现在我们可以应用上述几个法则来计算\(u'=f'(x)=3\frac{d}{dx}x^2-4\frac{d}{dx}x=6x-4\)。令\(x=1\)，我们有\(u'=2\)：在这个实验中，数值结果接近\(2\)，这一点得到了在本节前面的实验的支持。当\(x=1\)时，此导数也是曲线\(u=f(x)\)切线的斜率。

为了对导数的这种解释进行可视化，我们将使用matplotlib，这是一个Python中流行的绘图库。要配置matplotlib生成图形的属性，我们需要定义几个函数。在下面，use_svg_display函数指定matplotlib软件包输出svg图表以获得更清晰的图像。

注意，注释#@save是一个特殊的标记，会将对应的函数、类或语句保存在d2l包中。因此，以后无须重新定义就可以直接调用它们（例如，d2l.use_svg_display()）。

def use_svg_display():  #@save
    """使用svg格式在Jupyter中显示绘图"""
    backend_inline.set_matplotlib_formats('svg')

我们定义set_figsize函数来设置图表大小。注意，这里可以直接使用d2l.plt，因为导入语句 from matplotlib import pyplot as plt已标记为保存到d2l包中。

def set_figsize(figsize=(3.5, 2.5)):  #@save
    """设置matplotlib的图表大小"""
    use_svg_display()
    d2l.plt.rcParams['figure.figsize'] = figsize

下面的set_axes函数用于设置由matplotlib生成图表的轴的属性。

#@save
def set_axes(axes, xlabel, ylabel, xlim, ylim, xscale, yscale, legend):
    """设置matplotlib的轴"""
    axes.set_xlabel(xlabel)
    axes.set_ylabel(ylabel)
    axes.set_xscale(xscale)
    axes.set_yscale(yscale)
    axes.set_xlim(xlim)

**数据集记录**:
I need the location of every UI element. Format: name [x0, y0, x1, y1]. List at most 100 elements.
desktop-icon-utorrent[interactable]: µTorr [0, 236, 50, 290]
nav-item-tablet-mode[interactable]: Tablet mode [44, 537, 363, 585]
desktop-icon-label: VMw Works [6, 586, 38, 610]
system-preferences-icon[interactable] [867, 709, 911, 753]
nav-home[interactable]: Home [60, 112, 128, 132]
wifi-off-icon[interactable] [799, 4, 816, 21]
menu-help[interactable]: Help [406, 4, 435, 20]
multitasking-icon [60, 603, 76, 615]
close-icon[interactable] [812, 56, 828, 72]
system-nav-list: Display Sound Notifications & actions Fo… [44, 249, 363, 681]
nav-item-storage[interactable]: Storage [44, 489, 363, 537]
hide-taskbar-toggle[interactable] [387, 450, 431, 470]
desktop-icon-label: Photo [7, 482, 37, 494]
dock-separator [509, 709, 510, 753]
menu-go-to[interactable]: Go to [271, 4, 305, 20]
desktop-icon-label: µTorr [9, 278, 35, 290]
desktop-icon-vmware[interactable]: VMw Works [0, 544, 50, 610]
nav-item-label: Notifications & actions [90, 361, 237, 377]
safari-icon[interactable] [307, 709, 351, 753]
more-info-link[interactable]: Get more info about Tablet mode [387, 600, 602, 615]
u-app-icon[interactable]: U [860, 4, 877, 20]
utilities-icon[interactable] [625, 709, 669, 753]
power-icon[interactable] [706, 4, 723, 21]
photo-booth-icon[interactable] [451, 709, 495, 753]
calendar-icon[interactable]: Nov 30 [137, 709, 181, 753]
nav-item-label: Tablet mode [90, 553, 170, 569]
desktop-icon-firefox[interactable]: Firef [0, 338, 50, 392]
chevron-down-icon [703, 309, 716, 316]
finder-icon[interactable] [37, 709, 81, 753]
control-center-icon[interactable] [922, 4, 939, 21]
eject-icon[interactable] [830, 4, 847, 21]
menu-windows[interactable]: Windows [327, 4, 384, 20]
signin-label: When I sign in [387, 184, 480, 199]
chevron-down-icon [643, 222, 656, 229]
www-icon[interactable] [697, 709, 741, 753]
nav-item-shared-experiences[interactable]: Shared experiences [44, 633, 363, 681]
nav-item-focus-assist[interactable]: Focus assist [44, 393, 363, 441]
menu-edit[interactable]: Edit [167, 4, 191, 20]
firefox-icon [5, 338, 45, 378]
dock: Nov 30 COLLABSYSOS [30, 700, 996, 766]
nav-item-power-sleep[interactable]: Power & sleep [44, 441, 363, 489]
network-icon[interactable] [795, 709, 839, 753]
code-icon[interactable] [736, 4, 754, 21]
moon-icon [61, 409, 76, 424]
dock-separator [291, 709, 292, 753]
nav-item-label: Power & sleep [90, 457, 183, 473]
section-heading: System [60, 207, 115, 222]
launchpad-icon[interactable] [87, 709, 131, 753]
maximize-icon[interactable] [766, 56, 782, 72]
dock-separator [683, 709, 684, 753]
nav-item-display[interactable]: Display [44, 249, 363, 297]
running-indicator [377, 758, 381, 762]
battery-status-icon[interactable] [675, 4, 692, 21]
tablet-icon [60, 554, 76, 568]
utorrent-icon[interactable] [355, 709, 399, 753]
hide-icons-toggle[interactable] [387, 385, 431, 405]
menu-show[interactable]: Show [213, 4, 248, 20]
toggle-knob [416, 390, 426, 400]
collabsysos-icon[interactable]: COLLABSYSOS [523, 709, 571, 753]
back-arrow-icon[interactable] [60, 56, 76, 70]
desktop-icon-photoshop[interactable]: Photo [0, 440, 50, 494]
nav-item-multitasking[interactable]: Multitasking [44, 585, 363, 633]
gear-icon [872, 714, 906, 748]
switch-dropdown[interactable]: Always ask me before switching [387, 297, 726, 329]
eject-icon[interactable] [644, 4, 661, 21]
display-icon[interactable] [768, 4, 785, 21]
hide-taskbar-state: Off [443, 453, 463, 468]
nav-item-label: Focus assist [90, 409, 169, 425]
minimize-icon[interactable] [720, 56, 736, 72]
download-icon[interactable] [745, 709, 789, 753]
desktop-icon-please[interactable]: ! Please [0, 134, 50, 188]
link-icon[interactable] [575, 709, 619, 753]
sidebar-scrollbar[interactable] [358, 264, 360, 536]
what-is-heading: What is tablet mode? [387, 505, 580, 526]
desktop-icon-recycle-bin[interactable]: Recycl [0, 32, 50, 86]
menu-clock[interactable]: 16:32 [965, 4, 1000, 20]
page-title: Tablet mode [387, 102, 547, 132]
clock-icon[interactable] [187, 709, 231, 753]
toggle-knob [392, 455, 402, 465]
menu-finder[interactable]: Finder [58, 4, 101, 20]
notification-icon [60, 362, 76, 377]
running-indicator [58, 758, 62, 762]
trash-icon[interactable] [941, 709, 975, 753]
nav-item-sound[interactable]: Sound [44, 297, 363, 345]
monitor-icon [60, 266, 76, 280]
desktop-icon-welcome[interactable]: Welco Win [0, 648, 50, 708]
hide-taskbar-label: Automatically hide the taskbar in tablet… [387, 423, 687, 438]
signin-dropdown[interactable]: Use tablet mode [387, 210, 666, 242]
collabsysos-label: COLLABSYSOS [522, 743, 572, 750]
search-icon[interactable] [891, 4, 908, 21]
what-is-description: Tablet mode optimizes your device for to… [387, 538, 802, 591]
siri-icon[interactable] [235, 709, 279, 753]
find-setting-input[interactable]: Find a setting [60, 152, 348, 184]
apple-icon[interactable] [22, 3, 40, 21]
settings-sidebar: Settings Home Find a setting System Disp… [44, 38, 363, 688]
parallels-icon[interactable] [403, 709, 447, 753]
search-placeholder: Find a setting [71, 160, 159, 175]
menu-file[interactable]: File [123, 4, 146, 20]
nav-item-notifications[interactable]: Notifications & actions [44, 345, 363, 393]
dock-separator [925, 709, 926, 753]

**任务要求**:
a) 根据原文摘录，use_svg_display函数让matplotlib输出哪种格式的图表？
b) 从记录的第一行开始，到含有"multitasking-icon [60, 603, 76, 615]"的那一行为止（首尾两行都算），把这些行原样返回。

**按序结果**:
a) svg格式。

b)
I need the location of every UI element. Format: name [x0, y0, x1, y1]. List at most 100 elements.
desktop-icon-utorrent[interactable]: µTorr [0, 236, 50, 290]
nav-item-tablet-mode[interactable]: Tablet mode [44, 537, 363, 585]
desktop-icon-label: VMw Works [6, 586, 38, 610]
system-preferences-icon[interactable] [867, 709, 911, 753]
nav-home[interactable]: Home [60, 112, 128, 132]
wifi-off-icon[interactable] [799, 4, 816, 21]
menu-help[interactable]: Help [406, 4, 435, 20]
multitasking-icon [60, 603, 76, 615]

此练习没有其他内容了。